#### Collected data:
* Start *

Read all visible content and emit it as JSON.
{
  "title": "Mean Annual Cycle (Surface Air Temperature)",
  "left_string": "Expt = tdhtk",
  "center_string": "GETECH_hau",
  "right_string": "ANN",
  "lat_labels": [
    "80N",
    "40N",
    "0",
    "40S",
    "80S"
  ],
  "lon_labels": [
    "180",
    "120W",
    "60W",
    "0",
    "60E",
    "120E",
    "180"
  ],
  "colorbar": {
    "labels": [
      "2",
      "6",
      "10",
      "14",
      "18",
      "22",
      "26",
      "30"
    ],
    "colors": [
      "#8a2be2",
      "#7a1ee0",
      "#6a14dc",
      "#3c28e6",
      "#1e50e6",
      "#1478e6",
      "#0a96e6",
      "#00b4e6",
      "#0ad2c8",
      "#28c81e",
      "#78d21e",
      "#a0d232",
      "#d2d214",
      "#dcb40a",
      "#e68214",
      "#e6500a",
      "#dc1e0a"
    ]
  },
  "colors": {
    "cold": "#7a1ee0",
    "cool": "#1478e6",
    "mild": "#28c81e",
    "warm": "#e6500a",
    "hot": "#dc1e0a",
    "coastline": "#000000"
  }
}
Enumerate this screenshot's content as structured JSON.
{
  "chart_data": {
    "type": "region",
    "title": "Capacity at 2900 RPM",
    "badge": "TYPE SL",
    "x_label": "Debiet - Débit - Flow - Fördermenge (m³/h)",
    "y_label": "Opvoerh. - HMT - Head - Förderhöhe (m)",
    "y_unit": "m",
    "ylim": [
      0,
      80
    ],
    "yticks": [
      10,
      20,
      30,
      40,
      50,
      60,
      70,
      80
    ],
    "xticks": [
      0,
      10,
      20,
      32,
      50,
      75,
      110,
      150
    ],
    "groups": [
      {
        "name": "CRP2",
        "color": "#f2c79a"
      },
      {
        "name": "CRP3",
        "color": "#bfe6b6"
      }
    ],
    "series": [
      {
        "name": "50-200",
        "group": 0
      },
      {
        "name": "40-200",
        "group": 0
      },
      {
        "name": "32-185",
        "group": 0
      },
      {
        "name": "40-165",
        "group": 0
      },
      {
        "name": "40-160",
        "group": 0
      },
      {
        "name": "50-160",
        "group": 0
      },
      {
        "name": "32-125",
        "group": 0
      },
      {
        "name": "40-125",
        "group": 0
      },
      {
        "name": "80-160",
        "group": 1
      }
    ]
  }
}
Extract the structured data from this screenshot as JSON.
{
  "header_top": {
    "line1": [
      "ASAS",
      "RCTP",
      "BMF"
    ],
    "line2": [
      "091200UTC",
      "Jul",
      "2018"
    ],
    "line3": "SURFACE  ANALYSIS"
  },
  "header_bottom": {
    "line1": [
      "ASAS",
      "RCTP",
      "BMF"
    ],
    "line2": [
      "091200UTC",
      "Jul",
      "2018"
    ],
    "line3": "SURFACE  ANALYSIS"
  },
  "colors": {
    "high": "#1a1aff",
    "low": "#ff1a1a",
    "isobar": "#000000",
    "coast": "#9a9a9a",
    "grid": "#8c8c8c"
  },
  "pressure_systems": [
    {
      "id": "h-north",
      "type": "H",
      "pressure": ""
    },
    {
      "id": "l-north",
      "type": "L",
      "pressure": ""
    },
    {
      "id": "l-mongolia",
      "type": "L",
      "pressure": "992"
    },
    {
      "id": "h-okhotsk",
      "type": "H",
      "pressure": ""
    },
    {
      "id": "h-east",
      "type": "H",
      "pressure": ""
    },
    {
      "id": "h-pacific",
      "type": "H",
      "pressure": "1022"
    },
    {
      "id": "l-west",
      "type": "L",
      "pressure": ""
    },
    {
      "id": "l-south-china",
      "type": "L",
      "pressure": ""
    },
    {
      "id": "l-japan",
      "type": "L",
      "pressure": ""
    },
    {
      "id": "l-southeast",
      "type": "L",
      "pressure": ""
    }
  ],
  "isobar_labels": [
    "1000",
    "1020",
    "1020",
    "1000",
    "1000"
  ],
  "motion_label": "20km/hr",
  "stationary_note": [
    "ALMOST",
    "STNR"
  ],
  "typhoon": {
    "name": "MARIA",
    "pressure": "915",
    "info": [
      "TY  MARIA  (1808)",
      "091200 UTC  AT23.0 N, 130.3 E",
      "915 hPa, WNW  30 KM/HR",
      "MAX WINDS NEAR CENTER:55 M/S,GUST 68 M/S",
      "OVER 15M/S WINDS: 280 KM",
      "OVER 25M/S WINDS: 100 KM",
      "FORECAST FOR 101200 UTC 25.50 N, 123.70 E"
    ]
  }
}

* End *

Locate each line with the word "WINDS" and copy it.

      "MAX WINDS NEAR CENTER:55 M/S,GUST 68 M/S",
      "OVER 15M/S WINDS: 280 KM",
      "OVER 25M/S WINDS: 100 KM",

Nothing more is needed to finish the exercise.